Set task => Transcribe the material exactly. Images do not belong in the copy.

* * * * * * *

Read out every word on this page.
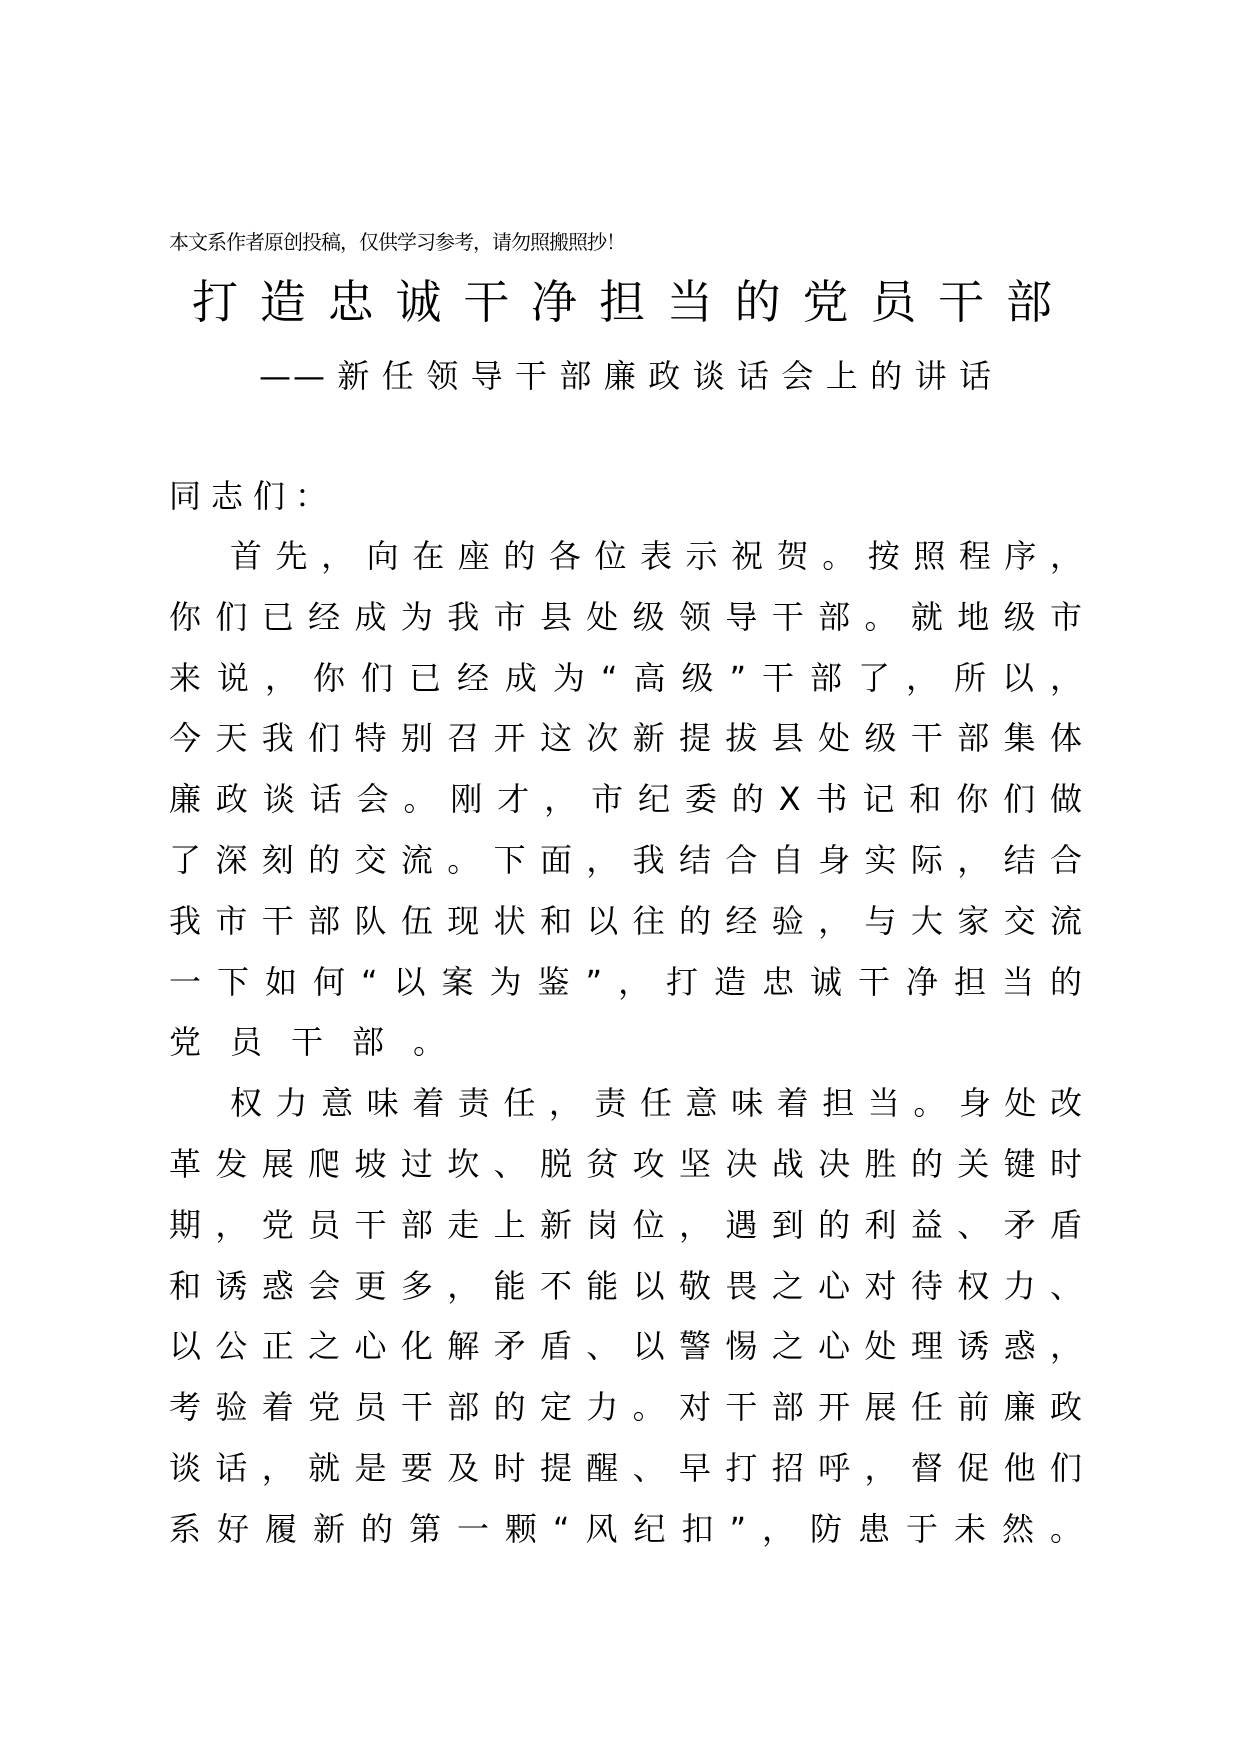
本文系作者原创投稿，仅供学习参考，请勿照搬照抄！
打造忠诚干净担当的党员干部
——新任领导干部廉政谈话会上的讲话
同志们：
首先，向在座的各位表示祝贺。按照程序，
你们已经成为我市县处级领导干部。就地级市
来说，你们已经成为“高级”干部了，所以，
今天我们特别召开这次新提拔县处级干部集体
廉政谈话会。刚才，市纪委的X书记和你们做
了深刻的交流。下面，我结合自身实际，结合
我市干部队伍现状和以往的经验，与大家交流
一下如何“以案为鉴”，打造忠诚干净担当的
党员干部。
权力意味着责任，责任意味着担当。身处改
革发展爬坡过坎、脱贫攻坚决战决胜的关键时
期，党员干部走上新岗位，遇到的利益、矛盾
和诱惑会更多，能不能以敬畏之心对待权力、
以公正之心化解矛盾、以警惕之心处理诱惑，
考验着党员干部的定力。对干部开展任前廉政
谈话，就是要及时提醒、早打招呼，督促他们
系好履新的第一颗“风纪扣”，防患于未然。
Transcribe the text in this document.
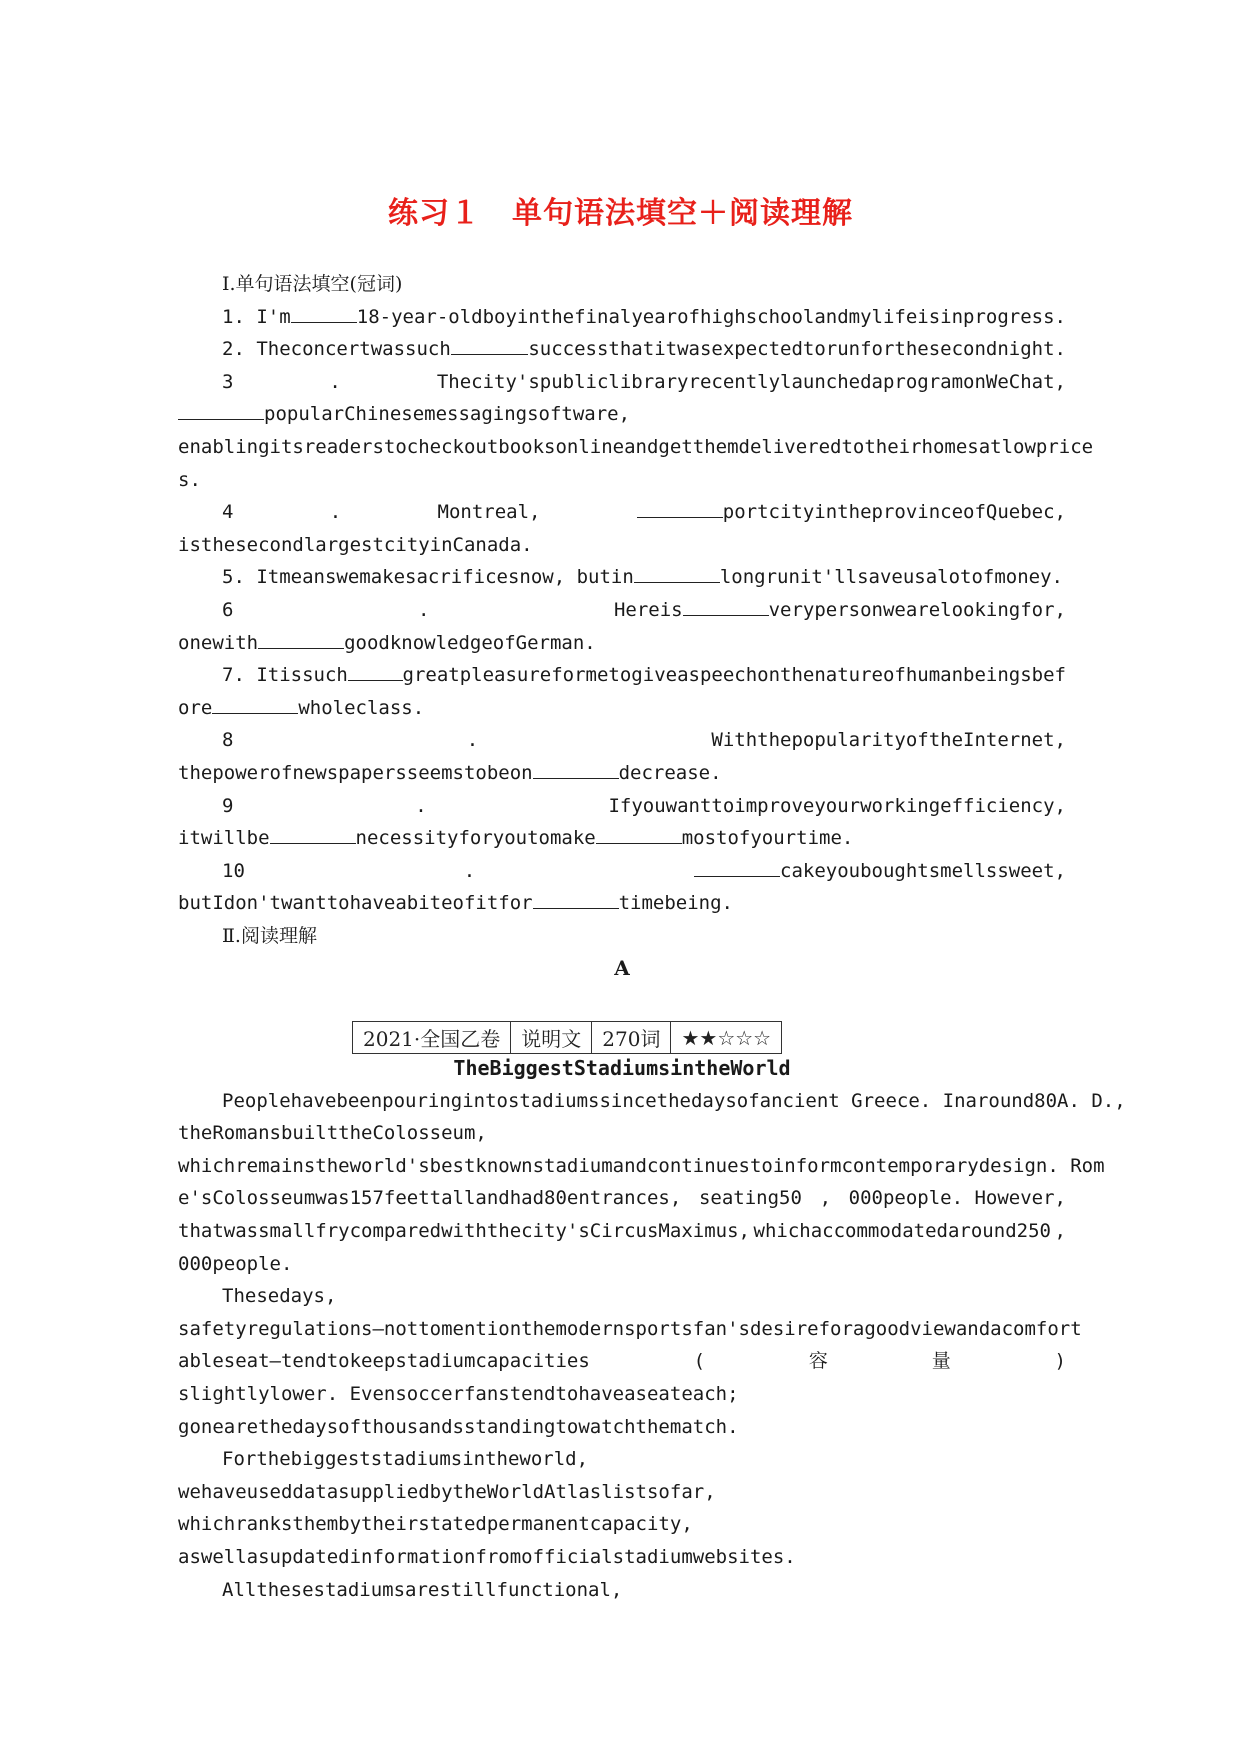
练习１　单句语法填空＋阅读理解
Ⅰ.单句语法填空(冠词)
1. I'm	18-year-oldboyinthefinalyearofhighschoolandmylifeisinprogress.
2. Theconcertwassuch	successthatitwasexpectedtorunforthesecondnight.
3	.	Thecity'spubliclibraryrecentlylaunchedaprogramonWeChat,
popularChinesemessagingsoftware,
enablingitsreaderstocheckoutbooksonlineandgetthemdeliveredtotheirhomesatlowprice
s.
4	.	Montreal,	portcityintheprovinceofQuebec,
isthesecondlargestcityinCanada.
5. Itmeanswemakesacrificesnow, butin	longrunit'llsaveusalotofmoney.
6	.	Hereis	verypersonwearelookingfor,
onewith	goodknowledgeofGerman.
7. Itissuch	greatpleasureformetogiveaspeechonthenatureofhumanbeingsbef
ore	wholeclass.
8	.	WiththepopularityoftheInternet,
thepowerofnewspapersseemstobeon	decrease.
9	.	Ifyouwanttoimproveyourworkingefficiency,
itwillbe	necessityforyoutomake	mostofyourtime.
10	.	cakeyouboughtsmellssweet,
butIdon'twanttohaveabiteofitfor	timebeing.
Ⅱ.阅读理解
A
2021·全国乙卷	说明文	270词	★★☆☆☆
TheBiggestStadiumsintheWorld
Peoplehavebeenpouringintostadiumssincethedaysofancient Greece. Inaround80A. D.,
theRomansbuilttheColosseum,
whichremainstheworld'sbestknownstadiumandcontinuestoinformcontemporarydesign. Rom
e'sColosseumwas157feettallandhad80entrances, seating50 , 000people. However,
thatwassmallfrycomparedwiththecity'sCircusMaximus, whichaccommodatedaround250 ,
000people.
Thesedays,
safetyregulations—nottomentionthemodernsportsfan'sdesireforagoodviewandacomfort
ableseat—tendtokeepstadiumcapacities	(	容	量	)
slightlylower. Evensoccerfanstendtohaveaseateach;
gonearethedaysofthousandsstandingtowatchthematch.
Forthebiggeststadiumsintheworld,
wehaveuseddatasuppliedbytheWorldAtlaslistsofar,
whichranksthembytheirstatedpermanentcapacity,
aswellasupdatedinformationfromofficialstadiumwebsites.
Allthesestadiumsarestillfunctional,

* * * * * * *

Finished answer =>
Read out every word on this page.
本文系作者原创投稿，仅供学习参考，请勿照搬照抄！
打造忠诚干净担当的党员干部
——新任领导干部廉政谈话会上的讲话
同志们：
首先，向在座的各位表示祝贺。按照程序，
你们已经成为我市县处级领导干部。就地级市
来说，你们已经成为“高级”干部了，所以，
今天我们特别召开这次新提拔县处级干部集体
廉政谈话会。刚才，市纪委的X书记和你们做
了深刻的交流。下面，我结合自身实际，结合
我市干部队伍现状和以往的经验，与大家交流
一下如何“以案为鉴”，打造忠诚干净担当的
党员干部。
权力意味着责任，责任意味着担当。身处改
革发展爬坡过坎、脱贫攻坚决战决胜的关键时
期，党员干部走上新岗位，遇到的利益、矛盾
和诱惑会更多，能不能以敬畏之心对待权力、
以公正之心化解矛盾、以警惕之心处理诱惑，
考验着党员干部的定力。对干部开展任前廉政
谈话，就是要及时提醒、早打招呼，督促他们
系好履新的第一颗“风纪扣”，防患于未然。
Transcribe the text in this document.
练习１　单句语法填空＋阅读理解
Ⅰ.单句语法填空(冠词)
1. I'm	18-year-oldboyinthefinalyearofhighschoolandmylifeisinprogress.
2. Theconcertwassuch	successthatitwasexpectedtorunforthesecondnight.
3	.	Thecity'spubliclibraryrecentlylaunchedaprogramonWeChat,
popularChinesemessagingsoftware,
enablingitsreaderstocheckoutbooksonlineandgetthemdeliveredtotheirhomesatlowprice
s.
4	.	Montreal,	portcityintheprovinceofQuebec,
isthesecondlargestcityinCanada.
5. Itmeanswemakesacrificesnow, butin	longrunit'llsaveusalotofmoney.
6	.	Hereis	verypersonwearelookingfor,
onewith	goodknowledgeofGerman.
7. Itissuch	greatpleasureformetogiveaspeechonthenatureofhumanbeingsbef
ore	wholeclass.
8	.	WiththepopularityoftheInternet,
thepowerofnewspapersseemstobeon	decrease.
9	.	Ifyouwanttoimproveyourworkingefficiency,
itwillbe	necessityforyoutomake	mostofyourtime.
10	.	cakeyouboughtsmellssweet,
butIdon'twanttohaveabiteofitfor	timebeing.
Ⅱ.阅读理解
A
2021·全国乙卷	说明文	270词	★★☆☆☆
TheBiggestStadiumsintheWorld
Peoplehavebeenpouringintostadiumssincethedaysofancient Greece. Inaround80A. D.,
theRomansbuilttheColosseum,
whichremainstheworld'sbestknownstadiumandcontinuestoinformcontemporarydesign. Rom
e'sColosseumwas157feettallandhad80entrances, seating50 , 000people. However,
thatwassmallfrycomparedwiththecity'sCircusMaximus, whichaccommodatedaround250 ,
000people.
Thesedays,
safetyregulations—nottomentionthemodernsportsfan'sdesireforagoodviewandacomfort
ableseat—tendtokeepstadiumcapacities	(	容	量	)
slightlylower. Evensoccerfanstendtohaveaseateach;
gonearethedaysofthousandsstandingtowatchthematch.
Forthebiggeststadiumsintheworld,
wehaveuseddatasuppliedbytheWorldAtlaslistsofar,
whichranksthembytheirstatedpermanentcapacity,
aswellasupdatedinformationfromofficialstadiumwebsites.
Allthesestadiumsarestillfunctional,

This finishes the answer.